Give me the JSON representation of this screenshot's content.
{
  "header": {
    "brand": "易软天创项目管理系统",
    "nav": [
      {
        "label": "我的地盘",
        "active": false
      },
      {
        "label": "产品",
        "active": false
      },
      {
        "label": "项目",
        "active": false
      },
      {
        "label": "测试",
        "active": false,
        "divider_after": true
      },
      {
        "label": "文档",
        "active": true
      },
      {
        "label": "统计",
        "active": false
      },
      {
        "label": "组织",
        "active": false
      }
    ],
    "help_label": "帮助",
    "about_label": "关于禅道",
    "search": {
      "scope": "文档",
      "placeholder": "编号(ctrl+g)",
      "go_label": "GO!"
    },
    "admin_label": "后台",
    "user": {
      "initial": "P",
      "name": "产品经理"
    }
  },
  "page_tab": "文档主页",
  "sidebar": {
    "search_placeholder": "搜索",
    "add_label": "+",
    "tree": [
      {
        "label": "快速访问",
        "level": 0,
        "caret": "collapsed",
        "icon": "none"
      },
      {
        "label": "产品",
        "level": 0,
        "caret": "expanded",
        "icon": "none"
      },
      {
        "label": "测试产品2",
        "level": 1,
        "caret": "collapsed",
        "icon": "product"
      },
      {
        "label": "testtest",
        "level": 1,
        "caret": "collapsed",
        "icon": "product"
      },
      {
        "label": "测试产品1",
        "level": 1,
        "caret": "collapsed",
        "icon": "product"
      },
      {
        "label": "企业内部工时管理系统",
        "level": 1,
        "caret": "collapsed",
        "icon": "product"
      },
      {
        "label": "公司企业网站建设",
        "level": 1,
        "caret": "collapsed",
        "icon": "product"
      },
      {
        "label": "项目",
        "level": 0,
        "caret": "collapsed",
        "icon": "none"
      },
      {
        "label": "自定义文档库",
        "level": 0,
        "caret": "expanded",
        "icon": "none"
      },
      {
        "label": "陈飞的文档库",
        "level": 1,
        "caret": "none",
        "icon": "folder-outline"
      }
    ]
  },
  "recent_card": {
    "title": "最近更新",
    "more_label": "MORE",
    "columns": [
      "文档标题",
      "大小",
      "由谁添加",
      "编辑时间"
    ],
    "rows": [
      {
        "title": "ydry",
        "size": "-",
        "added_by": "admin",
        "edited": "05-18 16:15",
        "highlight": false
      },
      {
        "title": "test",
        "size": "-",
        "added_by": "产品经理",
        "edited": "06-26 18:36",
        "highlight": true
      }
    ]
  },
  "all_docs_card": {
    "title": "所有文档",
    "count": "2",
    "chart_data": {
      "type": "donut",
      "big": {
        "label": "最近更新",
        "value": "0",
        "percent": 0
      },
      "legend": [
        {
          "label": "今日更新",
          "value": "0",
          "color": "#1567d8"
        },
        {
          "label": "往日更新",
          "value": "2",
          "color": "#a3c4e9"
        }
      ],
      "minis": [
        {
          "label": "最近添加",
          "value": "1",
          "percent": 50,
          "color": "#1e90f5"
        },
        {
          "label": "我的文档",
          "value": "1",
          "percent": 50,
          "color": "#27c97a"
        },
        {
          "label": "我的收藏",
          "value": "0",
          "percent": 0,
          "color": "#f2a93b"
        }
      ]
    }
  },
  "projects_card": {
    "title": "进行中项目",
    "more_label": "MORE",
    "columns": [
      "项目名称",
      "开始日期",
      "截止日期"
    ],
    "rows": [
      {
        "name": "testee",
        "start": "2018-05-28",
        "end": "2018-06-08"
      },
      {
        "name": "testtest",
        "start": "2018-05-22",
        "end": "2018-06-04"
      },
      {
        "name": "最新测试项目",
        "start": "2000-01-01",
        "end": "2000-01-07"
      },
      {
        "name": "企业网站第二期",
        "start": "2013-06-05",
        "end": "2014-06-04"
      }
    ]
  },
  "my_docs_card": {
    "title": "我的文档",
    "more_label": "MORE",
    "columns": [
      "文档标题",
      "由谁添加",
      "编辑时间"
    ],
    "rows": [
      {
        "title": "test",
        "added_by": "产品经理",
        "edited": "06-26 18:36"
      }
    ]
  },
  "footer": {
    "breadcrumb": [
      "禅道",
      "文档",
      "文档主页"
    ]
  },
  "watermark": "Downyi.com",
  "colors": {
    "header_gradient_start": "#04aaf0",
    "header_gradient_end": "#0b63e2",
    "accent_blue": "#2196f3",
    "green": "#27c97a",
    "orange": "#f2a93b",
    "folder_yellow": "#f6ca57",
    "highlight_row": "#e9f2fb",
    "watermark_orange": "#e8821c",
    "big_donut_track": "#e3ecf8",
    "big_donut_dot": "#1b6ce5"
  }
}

------------

Problem description -
Reproduce every line of the data verbatim.

Answer to this exercise -
Give me the JSON representation of this screenshot's content.
{
  "header": {
    "brand": "易软天创项目管理系统",
    "nav": [
      {
        "label": "我的地盘",
        "active": false
      },
      {
        "label": "产品",
        "active": false
      },
      {
        "label": "项目",
        "active": false
      },
      {
        "label": "测试",
        "active": false,
        "divider_after": true
      },
      {
        "label": "文档",
        "active": true
      },
      {
        "label": "统计",
        "active": false
      },
      {
        "label": "组织",
        "active": false
      }
    ],
    "help_label": "帮助",
    "about_label": "关于禅道",
    "search": {
      "scope": "文档",
      "placeholder": "编号(ctrl+g)",
      "go_label": "GO!"
    },
    "admin_label": "后台",
    "user": {
      "initial": "P",
      "name": "产品经理"
    }
  },
  "page_tab": "文档主页",
  "sidebar": {
    "search_placeholder": "搜索",
    "add_label": "+",
    "tree": [
      {
        "label": "快速访问",
        "level": 0,
        "caret": "collapsed",
        "icon": "none"
      },
      {
        "label": "产品",
        "level": 0,
        "caret": "expanded",
        "icon": "none"
      },
      {
        "label": "测试产品2",
        "level": 1,
        "caret": "collapsed",
        "icon": "product"
      },
      {
        "label": "testtest",
        "level": 1,
        "caret": "collapsed",
        "icon": "product"
      },
      {
        "label": "测试产品1",
        "level": 1,
        "caret": "collapsed",
        "icon": "product"
      },
      {
        "label": "企业内部工时管理系统",
        "level": 1,
        "caret": "collapsed",
        "icon": "product"
      },
      {
        "label": "公司企业网站建设",
        "level": 1,
        "caret": "collapsed",
        "icon": "product"
      },
      {
        "label": "项目",
        "level": 0,
        "caret": "collapsed",
        "icon": "none"
      },
      {
        "label": "自定义文档库",
        "level": 0,
        "caret": "expanded",
        "icon": "none"
      },
      {
        "label": "陈飞的文档库",
        "level": 1,
        "caret": "none",
        "icon": "folder-outline"
      }
    ]
  },
  "recent_card": {
    "title": "最近更新",
    "more_label": "MORE",
    "columns": [
      "文档标题",
      "大小",
      "由谁添加",
      "编辑时间"
    ],
    "rows": [
      {
        "title": "ydry",
        "size": "-",
        "added_by": "admin",
        "edited": "05-18 16:15",
        "highlight": false
      },
      {
        "title": "test",
        "size": "-",
        "added_by": "产品经理",
        "edited": "06-26 18:36",
        "highlight": true
      }
    ]
  },
  "all_docs_card": {
    "title": "所有文档",
    "count": "2",
    "chart_data": {
      "type": "donut",
      "big": {
        "label": "最近更新",
        "value": "0",
        "percent": 0
      },
      "legend": [
        {
          "label": "今日更新",
          "value": "0",
          "color": "#1567d8"
        },
        {
          "label": "往日更新",
          "value": "2",
          "color": "#a3c4e9"
        }
      ],
      "minis": [
        {
          "label": "最近添加",
          "value": "1",
          "percent": 50,
          "color": "#1e90f5"
        },
        {
          "label": "我的文档",
          "value": "1",
          "percent": 50,
          "color": "#27c97a"
        },
        {
          "label": "我的收藏",
          "value": "0",
          "percent": 0,
          "color": "#f2a93b"
        }
      ]
    }
  },
  "projects_card": {
    "title": "进行中项目",
    "more_label": "MORE",
    "columns": [
      "项目名称",
      "开始日期",
      "截止日期"
    ],
    "rows": [
      {
        "name": "testee",
        "start": "2018-05-28",
        "end": "2018-06-08"
      },
      {
        "name": "testtest",
        "start": "2018-05-22",
        "end": "2018-06-04"
      },
      {
        "name": "最新测试项目",
        "start": "2000-01-01",
        "end": "2000-01-07"
      },
      {
        "name": "企业网站第二期",
        "start": "2013-06-05",
        "end": "2014-06-04"
      }
    ]
  },
  "my_docs_card": {
    "title": "我的文档",
    "more_label": "MORE",
    "columns": [
      "文档标题",
      "由谁添加",
      "编辑时间"
    ],
    "rows": [
      {
        "title": "test",
        "added_by": "产品经理",
        "edited": "06-26 18:36"
      }
    ]
  },
  "footer": {
    "breadcrumb": [
      "禅道",
      "文档",
      "文档主页"
    ]
  },
  "watermark": "Downyi.com",
  "colors": {
    "header_gradient_start": "#04aaf0",
    "header_gradient_end": "#0b63e2",
    "accent_blue": "#2196f3",
    "green": "#27c97a",
    "orange": "#f2a93b",
    "folder_yellow": "#f6ca57",
    "highlight_row": "#e9f2fb",
    "watermark_orange": "#e8821c",
    "big_donut_track": "#e3ecf8",
    "big_donut_dot": "#1b6ce5"
  }
}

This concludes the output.